### WRITTEN TASK
Using the records provided below, locate and copy each line that contains the word "compared".

## START EXTRACTED ENTRIES

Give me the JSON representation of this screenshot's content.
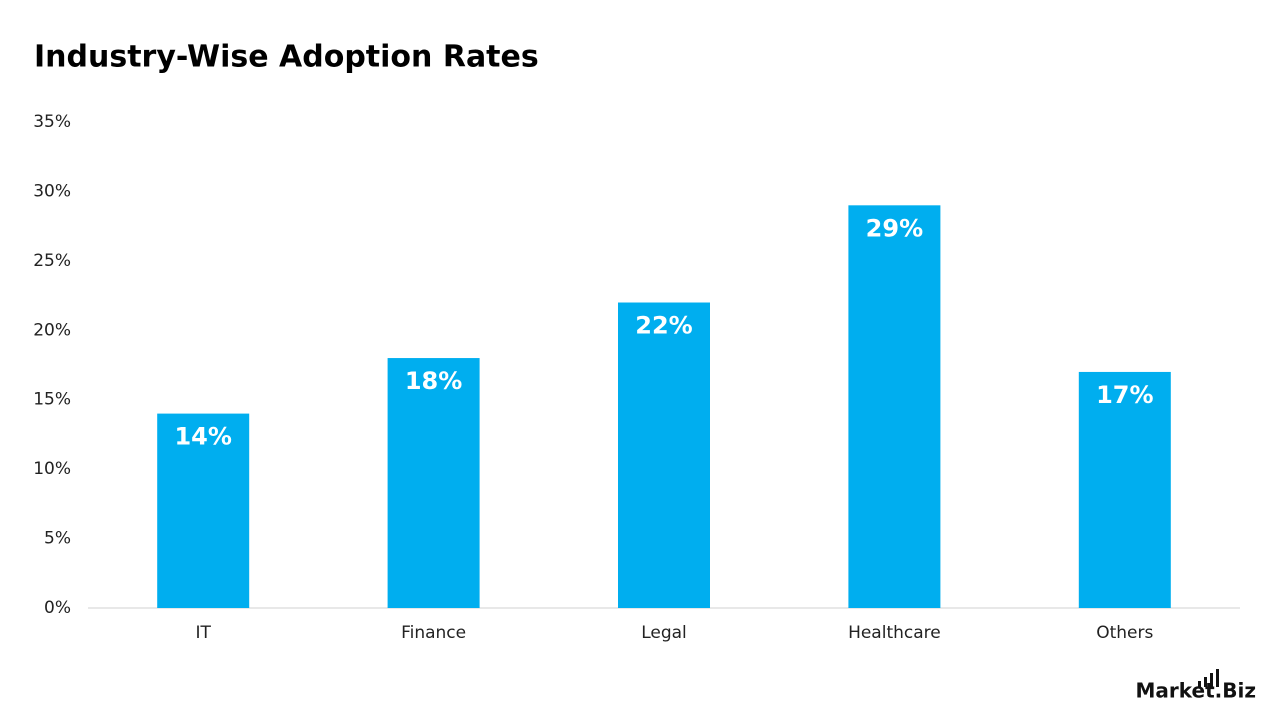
{
  "chart_data": {
    "type": "bar",
    "title": "Industry-Wise Adoption Rates",
    "categories": [
      "IT",
      "Finance",
      "Legal",
      "Healthcare",
      "Others"
    ],
    "values": [
      14,
      18,
      22,
      29,
      17
    ],
    "value_labels": [
      "14%",
      "18%",
      "22%",
      "29%",
      "17%"
    ],
    "color": "#00aeef",
    "ylim": [
      0,
      35
    ],
    "yticks": [
      {
        "value": 0,
        "label": "0%"
      },
      {
        "value": 5,
        "label": "5%"
      },
      {
        "value": 10,
        "label": "10%"
      },
      {
        "value": 15,
        "label": "15%"
      },
      {
        "value": 20,
        "label": "20%"
      },
      {
        "value": 25,
        "label": "25%"
      },
      {
        "value": 30,
        "label": "30%"
      },
      {
        "value": 35,
        "label": "35%"
      }
    ],
    "grid": false
  },
  "logo": "Market.Biz"
}
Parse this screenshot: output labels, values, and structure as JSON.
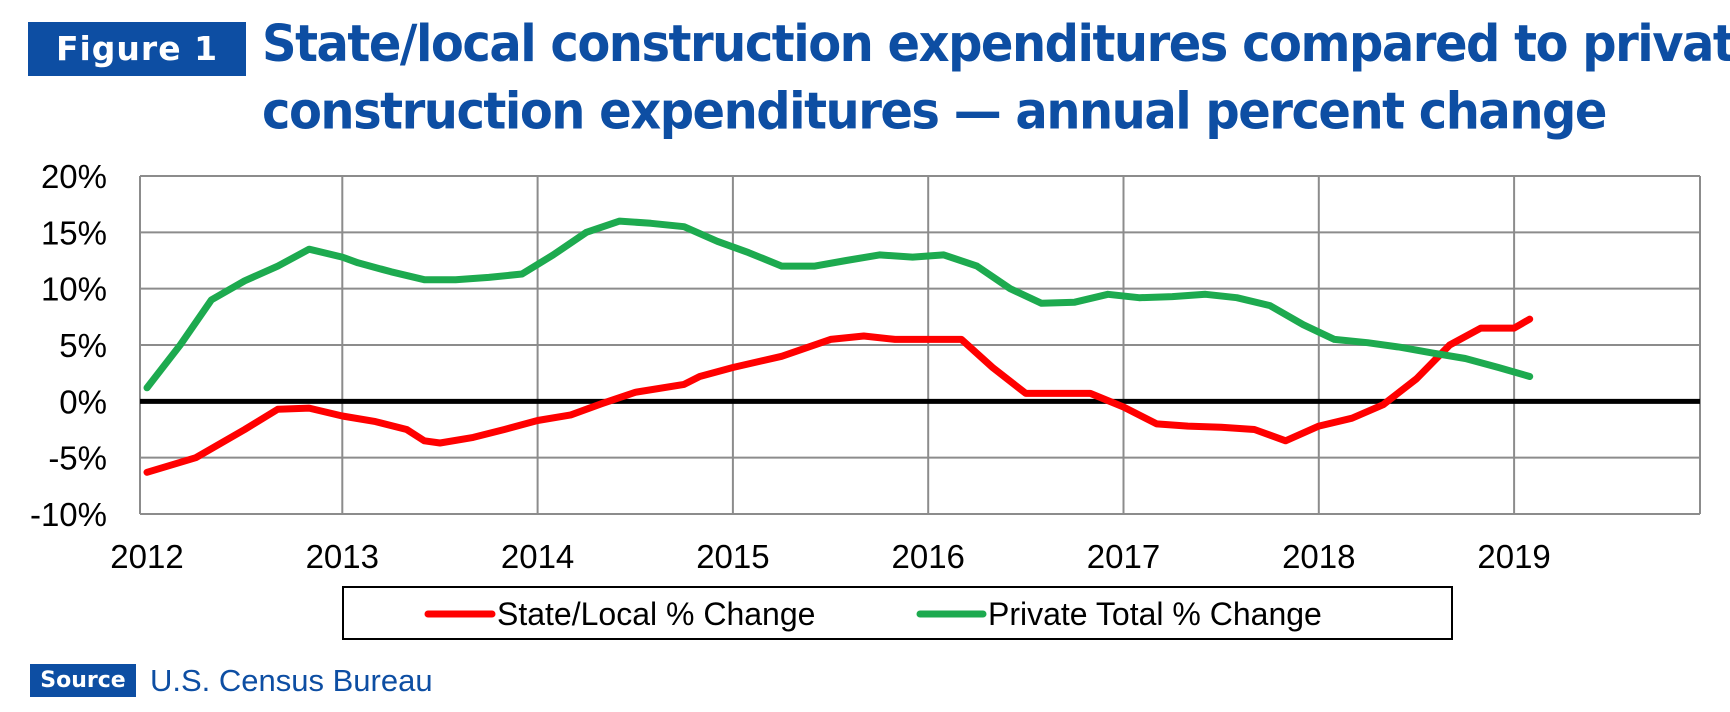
{
  "figure_label": "Figure 1",
  "title_lines": [
    "State/local construction expenditures compared to private",
    "construction expenditures — annual percent change"
  ],
  "source_label": "Source",
  "source_text": "U.S. Census Bureau",
  "colors": {
    "accent": "#0d4ea3",
    "state_local": "#ff0000",
    "private": "#1daa4f",
    "zero_line": "#000000",
    "grid": "#8c8c8c"
  },
  "chart_data": {
    "type": "line",
    "title": "State/local construction expenditures compared to private construction expenditures — annual percent change",
    "xlabel": "",
    "ylabel": "",
    "x_ticks": [
      "2012",
      "2013",
      "2014",
      "2015",
      "2016",
      "2017",
      "2018",
      "2019"
    ],
    "y_ticks": [
      "20%",
      "15%",
      "10%",
      "5%",
      "0%",
      "-5%",
      "-10%"
    ],
    "xlim": [
      2012,
      2020
    ],
    "ylim": [
      -10,
      20
    ],
    "grid": true,
    "legend": "bottom",
    "series": [
      {
        "name": "State/Local % Change",
        "color": "#ff0000",
        "x": [
          2012.0,
          2012.25,
          2012.5,
          2012.67,
          2012.83,
          2013.0,
          2013.17,
          2013.33,
          2013.42,
          2013.5,
          2013.67,
          2013.83,
          2014.0,
          2014.17,
          2014.33,
          2014.5,
          2014.75,
          2014.83,
          2015.0,
          2015.25,
          2015.5,
          2015.67,
          2015.83,
          2016.0,
          2016.17,
          2016.33,
          2016.5,
          2016.67,
          2016.83,
          2017.0,
          2017.17,
          2017.33,
          2017.5,
          2017.67,
          2017.83,
          2018.0,
          2018.17,
          2018.33,
          2018.5,
          2018.67,
          2018.83,
          2019.0,
          2019.08
        ],
        "values": [
          -6.3,
          -5.0,
          -2.5,
          -0.7,
          -0.6,
          -1.3,
          -1.8,
          -2.5,
          -3.5,
          -3.7,
          -3.2,
          -2.5,
          -1.7,
          -1.2,
          -0.2,
          0.8,
          1.5,
          2.2,
          3.0,
          4.0,
          5.5,
          5.8,
          5.5,
          5.5,
          5.5,
          3.0,
          0.7,
          0.7,
          0.7,
          -0.5,
          -2.0,
          -2.2,
          -2.3,
          -2.5,
          -3.5,
          -2.2,
          -1.5,
          -0.3,
          2.0,
          5.0,
          6.5,
          6.5,
          7.3
        ]
      },
      {
        "name": "Private Total % Change",
        "color": "#1daa4f",
        "x": [
          2012.0,
          2012.17,
          2012.33,
          2012.5,
          2012.67,
          2012.83,
          2013.0,
          2013.08,
          2013.25,
          2013.42,
          2013.58,
          2013.75,
          2013.92,
          2014.08,
          2014.25,
          2014.42,
          2014.58,
          2014.75,
          2014.92,
          2015.08,
          2015.25,
          2015.42,
          2015.58,
          2015.75,
          2015.92,
          2016.08,
          2016.25,
          2016.42,
          2016.58,
          2016.75,
          2016.92,
          2017.08,
          2017.25,
          2017.42,
          2017.58,
          2017.75,
          2017.92,
          2018.08,
          2018.25,
          2018.42,
          2018.58,
          2018.75,
          2018.92,
          2019.08
        ],
        "values": [
          1.2,
          5.0,
          9.0,
          10.7,
          12.0,
          13.5,
          12.8,
          12.3,
          11.5,
          10.8,
          10.8,
          11.0,
          11.3,
          13.0,
          15.0,
          16.0,
          15.8,
          15.5,
          14.2,
          13.2,
          12.0,
          12.0,
          12.5,
          13.0,
          12.8,
          13.0,
          12.0,
          10.0,
          8.7,
          8.8,
          9.5,
          9.2,
          9.3,
          9.5,
          9.2,
          8.5,
          6.8,
          5.5,
          5.2,
          4.8,
          4.3,
          3.8,
          3.0,
          2.2
        ]
      }
    ]
  }
}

## END EXTRACTED ENTRIES

### WRITTEN RESPONSE
    "State/local construction expenditures compared to private",
    "title": "State/local construction expenditures compared to private construction expenditures — annual percent change",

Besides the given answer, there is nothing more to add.